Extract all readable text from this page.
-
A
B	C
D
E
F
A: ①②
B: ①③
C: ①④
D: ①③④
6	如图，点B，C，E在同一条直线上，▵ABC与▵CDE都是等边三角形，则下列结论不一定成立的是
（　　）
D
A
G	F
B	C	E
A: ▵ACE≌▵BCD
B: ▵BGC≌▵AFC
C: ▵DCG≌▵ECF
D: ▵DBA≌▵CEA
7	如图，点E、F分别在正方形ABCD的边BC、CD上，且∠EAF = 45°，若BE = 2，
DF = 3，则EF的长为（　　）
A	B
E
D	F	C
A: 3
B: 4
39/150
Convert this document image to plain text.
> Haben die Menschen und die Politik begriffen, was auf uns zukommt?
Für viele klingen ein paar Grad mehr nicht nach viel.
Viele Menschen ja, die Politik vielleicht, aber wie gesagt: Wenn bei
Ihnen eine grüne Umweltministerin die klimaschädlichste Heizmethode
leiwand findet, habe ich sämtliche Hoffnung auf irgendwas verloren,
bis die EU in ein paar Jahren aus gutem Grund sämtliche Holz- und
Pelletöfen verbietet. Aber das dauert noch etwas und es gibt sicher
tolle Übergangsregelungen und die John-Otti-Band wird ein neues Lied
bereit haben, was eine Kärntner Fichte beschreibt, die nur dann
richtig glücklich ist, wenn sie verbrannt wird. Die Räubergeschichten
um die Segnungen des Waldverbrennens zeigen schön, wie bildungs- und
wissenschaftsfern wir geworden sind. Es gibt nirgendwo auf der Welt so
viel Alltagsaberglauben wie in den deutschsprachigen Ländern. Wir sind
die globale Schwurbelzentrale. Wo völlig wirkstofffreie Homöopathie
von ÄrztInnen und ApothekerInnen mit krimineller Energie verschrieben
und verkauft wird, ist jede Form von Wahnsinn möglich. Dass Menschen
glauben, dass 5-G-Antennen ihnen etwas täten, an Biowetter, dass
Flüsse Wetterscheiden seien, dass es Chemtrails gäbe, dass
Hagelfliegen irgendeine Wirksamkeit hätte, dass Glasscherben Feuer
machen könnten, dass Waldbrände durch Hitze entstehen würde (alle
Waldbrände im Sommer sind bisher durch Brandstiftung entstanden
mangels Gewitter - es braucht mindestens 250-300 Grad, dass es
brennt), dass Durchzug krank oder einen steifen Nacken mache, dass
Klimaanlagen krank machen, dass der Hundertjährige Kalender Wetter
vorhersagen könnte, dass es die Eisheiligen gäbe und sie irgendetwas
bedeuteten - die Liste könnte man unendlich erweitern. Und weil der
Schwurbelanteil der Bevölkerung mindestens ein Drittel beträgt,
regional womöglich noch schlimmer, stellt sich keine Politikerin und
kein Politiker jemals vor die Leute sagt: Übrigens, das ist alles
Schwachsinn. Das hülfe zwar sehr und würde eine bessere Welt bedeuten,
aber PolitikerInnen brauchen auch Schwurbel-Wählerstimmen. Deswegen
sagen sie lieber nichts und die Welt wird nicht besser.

**DO THIS**
Respond with nothing but the number of lines in the entries that contain the string "Grad".

**SOLUTION TO THIS PROBLEM**
2